(Dataset rows)
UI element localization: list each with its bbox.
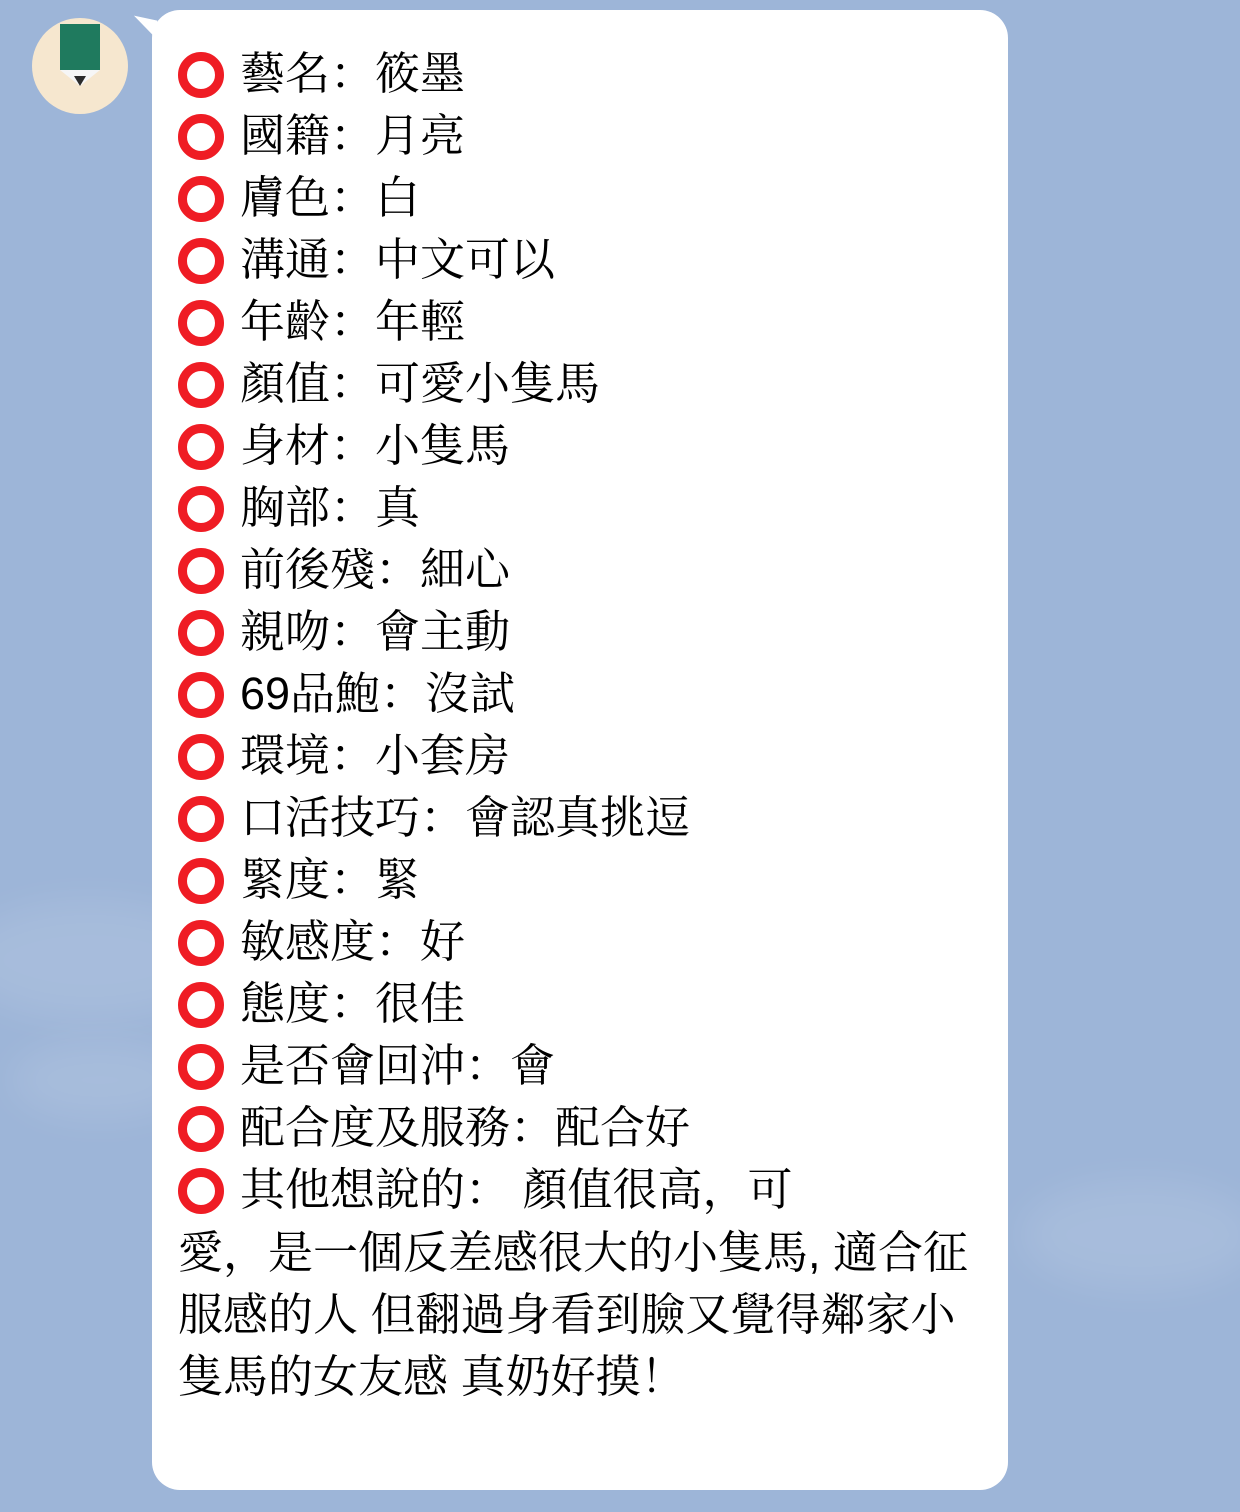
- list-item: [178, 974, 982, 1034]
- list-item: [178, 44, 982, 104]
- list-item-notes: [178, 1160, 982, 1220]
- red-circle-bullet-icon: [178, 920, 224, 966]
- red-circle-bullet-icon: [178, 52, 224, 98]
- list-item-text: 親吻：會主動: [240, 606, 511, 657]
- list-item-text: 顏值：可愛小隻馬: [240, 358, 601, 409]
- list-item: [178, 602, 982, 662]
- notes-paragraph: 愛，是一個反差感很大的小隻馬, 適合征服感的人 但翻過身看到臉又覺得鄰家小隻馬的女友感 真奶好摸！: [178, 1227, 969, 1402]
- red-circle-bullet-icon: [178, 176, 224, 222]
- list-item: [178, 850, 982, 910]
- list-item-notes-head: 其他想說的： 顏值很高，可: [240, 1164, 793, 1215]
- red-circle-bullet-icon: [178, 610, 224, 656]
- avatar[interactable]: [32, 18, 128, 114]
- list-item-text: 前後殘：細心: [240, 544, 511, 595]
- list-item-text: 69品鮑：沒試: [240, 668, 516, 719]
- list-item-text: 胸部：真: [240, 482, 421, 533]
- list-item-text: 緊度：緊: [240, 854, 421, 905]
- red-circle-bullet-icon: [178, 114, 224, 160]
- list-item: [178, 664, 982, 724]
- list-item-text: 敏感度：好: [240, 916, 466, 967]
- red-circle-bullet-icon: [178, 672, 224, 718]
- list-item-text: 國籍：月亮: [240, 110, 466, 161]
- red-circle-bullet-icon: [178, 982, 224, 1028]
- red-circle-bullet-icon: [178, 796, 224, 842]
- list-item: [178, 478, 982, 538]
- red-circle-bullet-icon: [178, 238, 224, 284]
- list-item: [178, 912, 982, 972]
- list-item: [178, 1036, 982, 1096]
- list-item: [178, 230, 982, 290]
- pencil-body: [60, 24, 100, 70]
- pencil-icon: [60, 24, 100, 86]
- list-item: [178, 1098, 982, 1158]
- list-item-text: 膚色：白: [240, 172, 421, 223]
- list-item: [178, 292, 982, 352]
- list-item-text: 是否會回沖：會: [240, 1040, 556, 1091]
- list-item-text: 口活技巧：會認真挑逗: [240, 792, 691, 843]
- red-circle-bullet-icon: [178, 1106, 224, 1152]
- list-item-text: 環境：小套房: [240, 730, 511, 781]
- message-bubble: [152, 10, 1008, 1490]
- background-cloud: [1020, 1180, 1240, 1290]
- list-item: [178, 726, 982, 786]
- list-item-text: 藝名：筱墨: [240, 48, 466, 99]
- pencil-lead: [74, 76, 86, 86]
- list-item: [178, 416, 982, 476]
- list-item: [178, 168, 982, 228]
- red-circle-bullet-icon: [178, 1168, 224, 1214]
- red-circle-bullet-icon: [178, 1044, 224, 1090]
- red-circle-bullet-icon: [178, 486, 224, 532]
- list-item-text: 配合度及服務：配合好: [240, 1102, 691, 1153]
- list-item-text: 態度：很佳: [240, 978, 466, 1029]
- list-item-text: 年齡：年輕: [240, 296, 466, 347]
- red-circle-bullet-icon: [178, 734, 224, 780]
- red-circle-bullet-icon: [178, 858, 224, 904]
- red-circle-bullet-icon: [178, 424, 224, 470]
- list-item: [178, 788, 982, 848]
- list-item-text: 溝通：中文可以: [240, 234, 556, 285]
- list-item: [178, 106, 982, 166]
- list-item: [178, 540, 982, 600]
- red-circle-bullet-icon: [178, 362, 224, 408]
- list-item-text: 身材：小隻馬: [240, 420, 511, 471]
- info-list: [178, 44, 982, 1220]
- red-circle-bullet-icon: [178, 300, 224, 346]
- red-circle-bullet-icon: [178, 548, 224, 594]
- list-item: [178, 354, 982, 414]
* * *
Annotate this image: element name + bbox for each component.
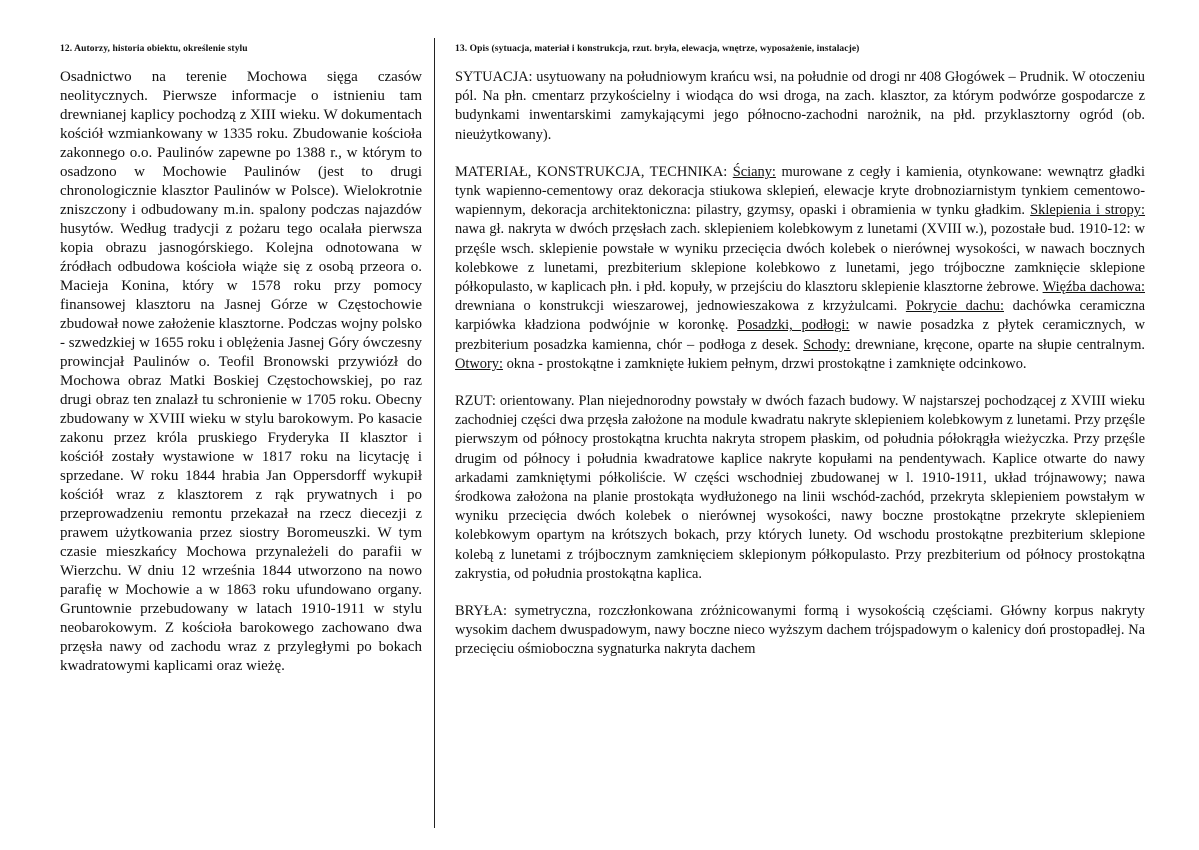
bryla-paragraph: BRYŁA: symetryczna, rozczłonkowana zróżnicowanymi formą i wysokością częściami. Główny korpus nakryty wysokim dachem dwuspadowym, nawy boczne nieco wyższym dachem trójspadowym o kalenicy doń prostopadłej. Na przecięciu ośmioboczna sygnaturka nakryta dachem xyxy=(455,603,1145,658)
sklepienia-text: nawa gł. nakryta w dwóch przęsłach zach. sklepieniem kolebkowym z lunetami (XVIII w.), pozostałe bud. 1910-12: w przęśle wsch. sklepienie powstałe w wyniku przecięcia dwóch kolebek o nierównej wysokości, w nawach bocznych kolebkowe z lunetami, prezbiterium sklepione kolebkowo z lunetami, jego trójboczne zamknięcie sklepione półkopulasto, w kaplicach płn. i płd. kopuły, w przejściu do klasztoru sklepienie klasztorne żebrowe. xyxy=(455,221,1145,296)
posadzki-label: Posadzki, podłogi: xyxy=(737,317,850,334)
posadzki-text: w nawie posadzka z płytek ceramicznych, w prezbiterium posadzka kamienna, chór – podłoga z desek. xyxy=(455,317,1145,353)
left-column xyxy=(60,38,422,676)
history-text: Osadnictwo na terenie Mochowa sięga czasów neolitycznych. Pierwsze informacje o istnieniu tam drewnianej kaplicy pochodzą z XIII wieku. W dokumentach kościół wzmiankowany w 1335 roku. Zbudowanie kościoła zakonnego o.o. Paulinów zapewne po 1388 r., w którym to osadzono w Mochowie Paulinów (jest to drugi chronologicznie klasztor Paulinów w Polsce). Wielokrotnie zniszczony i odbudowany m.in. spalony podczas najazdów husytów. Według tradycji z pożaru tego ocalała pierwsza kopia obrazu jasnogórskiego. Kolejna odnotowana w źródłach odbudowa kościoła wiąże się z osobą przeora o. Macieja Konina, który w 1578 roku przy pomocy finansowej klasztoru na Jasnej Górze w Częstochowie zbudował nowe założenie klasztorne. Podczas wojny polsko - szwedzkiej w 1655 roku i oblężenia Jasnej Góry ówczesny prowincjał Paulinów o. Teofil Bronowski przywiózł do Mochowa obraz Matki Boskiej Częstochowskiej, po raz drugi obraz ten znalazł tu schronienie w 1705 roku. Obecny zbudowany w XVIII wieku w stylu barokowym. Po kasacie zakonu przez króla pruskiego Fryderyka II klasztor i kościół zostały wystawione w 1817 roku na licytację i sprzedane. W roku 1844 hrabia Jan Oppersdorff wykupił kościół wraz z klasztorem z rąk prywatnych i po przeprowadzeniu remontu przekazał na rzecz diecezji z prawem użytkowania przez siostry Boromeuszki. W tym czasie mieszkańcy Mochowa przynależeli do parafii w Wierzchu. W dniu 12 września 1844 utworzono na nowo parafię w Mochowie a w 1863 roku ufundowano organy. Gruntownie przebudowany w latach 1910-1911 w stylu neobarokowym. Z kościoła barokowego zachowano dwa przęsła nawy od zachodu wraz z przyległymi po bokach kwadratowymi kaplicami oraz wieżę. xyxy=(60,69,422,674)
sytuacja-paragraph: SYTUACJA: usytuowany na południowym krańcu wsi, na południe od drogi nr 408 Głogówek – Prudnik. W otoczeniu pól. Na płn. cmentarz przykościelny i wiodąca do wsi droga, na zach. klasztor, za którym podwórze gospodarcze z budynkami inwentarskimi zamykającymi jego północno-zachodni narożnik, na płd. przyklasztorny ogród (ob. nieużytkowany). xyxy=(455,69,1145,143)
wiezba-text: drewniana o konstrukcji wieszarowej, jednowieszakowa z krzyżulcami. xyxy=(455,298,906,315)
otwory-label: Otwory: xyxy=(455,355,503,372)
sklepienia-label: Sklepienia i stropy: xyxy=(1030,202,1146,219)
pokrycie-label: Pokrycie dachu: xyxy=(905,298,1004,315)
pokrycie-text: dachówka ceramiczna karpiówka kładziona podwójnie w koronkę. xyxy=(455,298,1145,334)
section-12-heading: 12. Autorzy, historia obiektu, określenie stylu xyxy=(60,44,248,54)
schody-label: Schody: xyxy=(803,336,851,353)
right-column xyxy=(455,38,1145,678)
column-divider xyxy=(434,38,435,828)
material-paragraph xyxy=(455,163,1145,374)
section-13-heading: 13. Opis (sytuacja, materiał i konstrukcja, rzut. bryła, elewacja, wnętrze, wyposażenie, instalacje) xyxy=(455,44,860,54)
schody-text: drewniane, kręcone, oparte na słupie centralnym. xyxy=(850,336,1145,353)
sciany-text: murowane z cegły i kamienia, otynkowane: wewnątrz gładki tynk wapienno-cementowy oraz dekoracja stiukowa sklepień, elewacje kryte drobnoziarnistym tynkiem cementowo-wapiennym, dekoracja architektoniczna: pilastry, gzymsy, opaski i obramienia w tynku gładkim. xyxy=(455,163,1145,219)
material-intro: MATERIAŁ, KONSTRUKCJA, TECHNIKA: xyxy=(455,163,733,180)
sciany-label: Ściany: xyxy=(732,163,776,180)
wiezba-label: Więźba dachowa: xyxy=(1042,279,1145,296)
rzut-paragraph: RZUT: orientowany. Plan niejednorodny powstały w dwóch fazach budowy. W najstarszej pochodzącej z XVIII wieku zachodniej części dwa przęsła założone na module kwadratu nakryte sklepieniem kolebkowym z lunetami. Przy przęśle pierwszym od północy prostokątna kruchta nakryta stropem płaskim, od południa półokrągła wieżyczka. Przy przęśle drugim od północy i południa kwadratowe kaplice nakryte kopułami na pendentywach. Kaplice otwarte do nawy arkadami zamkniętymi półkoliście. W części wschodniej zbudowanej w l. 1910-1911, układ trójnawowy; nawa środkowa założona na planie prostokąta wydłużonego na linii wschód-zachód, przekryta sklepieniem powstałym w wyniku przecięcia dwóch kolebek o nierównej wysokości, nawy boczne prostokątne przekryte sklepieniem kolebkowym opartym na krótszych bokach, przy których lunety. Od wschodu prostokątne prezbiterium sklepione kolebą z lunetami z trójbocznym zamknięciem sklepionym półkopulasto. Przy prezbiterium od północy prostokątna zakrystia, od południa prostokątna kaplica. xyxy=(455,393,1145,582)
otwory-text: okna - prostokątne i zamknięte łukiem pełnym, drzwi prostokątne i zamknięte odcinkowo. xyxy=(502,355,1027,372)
==
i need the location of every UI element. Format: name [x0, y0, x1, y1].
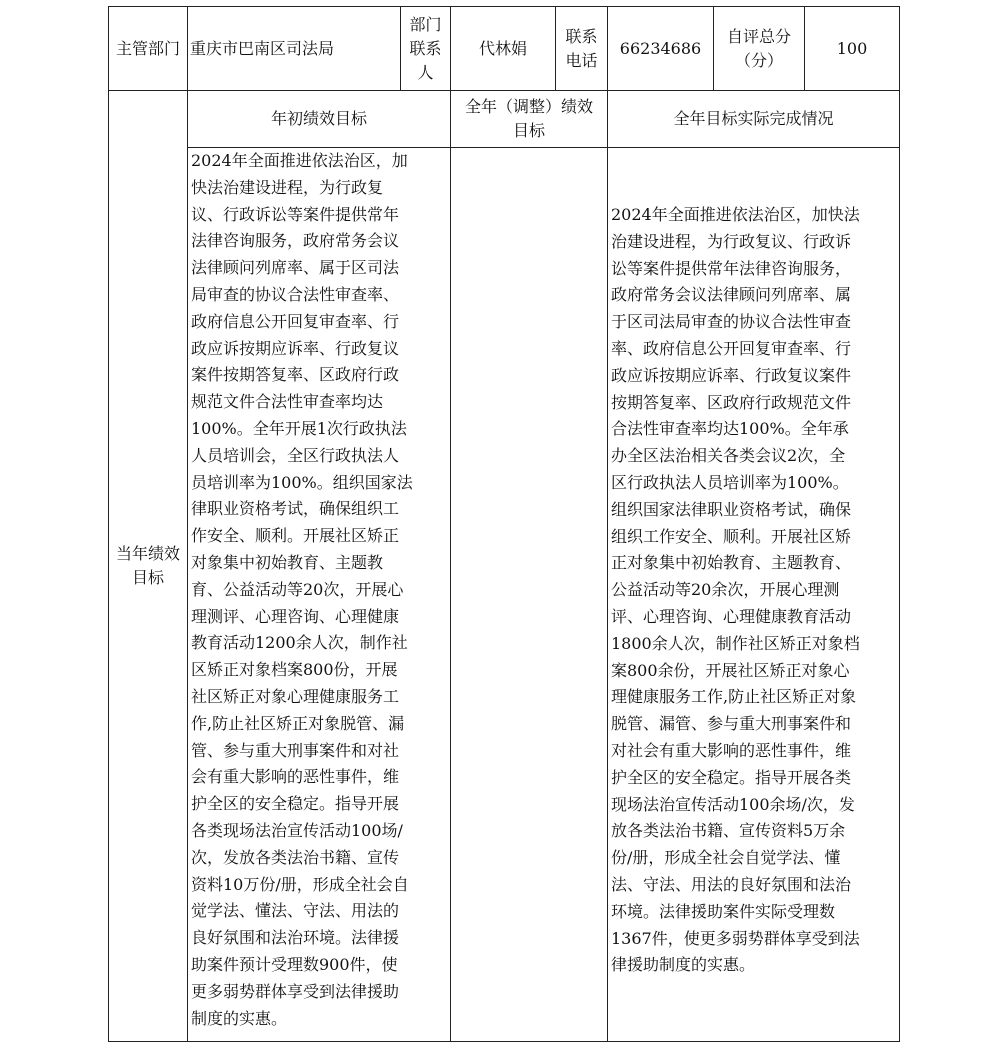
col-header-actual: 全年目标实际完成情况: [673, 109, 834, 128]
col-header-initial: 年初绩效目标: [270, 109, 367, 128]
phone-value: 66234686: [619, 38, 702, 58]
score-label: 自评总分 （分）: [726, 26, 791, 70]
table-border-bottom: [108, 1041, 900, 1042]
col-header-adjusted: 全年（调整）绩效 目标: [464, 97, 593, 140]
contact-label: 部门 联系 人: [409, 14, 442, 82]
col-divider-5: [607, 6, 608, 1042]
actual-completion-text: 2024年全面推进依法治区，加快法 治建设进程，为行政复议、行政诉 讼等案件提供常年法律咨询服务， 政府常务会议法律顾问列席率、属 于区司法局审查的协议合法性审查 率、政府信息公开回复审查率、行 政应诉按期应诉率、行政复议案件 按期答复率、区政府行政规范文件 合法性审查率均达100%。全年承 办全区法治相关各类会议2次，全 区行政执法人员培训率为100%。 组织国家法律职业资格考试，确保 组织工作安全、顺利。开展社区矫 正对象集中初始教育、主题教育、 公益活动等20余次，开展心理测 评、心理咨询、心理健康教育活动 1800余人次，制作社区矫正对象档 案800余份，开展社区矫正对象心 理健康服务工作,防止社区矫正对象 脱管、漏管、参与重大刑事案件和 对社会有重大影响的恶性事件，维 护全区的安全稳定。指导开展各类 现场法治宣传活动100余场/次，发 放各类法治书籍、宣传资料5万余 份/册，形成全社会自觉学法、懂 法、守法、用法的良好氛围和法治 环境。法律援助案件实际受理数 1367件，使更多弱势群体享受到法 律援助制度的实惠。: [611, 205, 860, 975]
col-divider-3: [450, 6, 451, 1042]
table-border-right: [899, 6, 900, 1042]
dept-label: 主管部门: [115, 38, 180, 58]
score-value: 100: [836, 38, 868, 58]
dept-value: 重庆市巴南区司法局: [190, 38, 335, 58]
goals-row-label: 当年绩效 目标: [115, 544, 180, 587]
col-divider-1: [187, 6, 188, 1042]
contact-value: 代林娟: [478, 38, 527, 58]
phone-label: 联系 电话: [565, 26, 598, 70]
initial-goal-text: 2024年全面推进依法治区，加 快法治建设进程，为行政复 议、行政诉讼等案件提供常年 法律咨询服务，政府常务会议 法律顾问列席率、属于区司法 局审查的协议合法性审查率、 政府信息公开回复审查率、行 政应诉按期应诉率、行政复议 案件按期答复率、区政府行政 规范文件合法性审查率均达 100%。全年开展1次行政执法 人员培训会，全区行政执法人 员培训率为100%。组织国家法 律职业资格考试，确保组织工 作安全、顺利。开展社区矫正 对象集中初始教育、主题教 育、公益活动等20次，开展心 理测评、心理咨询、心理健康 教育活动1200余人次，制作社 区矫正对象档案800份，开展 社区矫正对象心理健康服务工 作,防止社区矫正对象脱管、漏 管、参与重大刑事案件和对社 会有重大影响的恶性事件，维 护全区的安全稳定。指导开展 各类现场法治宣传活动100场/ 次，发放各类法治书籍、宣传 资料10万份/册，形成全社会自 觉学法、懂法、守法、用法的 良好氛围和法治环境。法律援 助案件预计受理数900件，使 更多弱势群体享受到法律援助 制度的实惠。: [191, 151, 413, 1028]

● **Short exercise**
Retype the rows above exactly, from the line with "col-header-actual: 全年目标实际完成情况: [673, 109, 834, 128]" up to and including the line with "col-divider-5: [607, 6, 608, 1042]".

● **Task result**
col-header-actual: 全年目标实际完成情况: [673, 109, 834, 128]
col-header-initial: 年初绩效目标: [270, 109, 367, 128]
phone-value: 66234686: [619, 38, 702, 58]
score-label: 自评总分 （分）: [726, 26, 791, 70]
table-border-bottom: [108, 1041, 900, 1042]
col-header-adjusted: 全年（调整）绩效 目标: [464, 97, 593, 140]
contact-label: 部门 联系 人: [409, 14, 442, 82]
col-divider-5: [607, 6, 608, 1042]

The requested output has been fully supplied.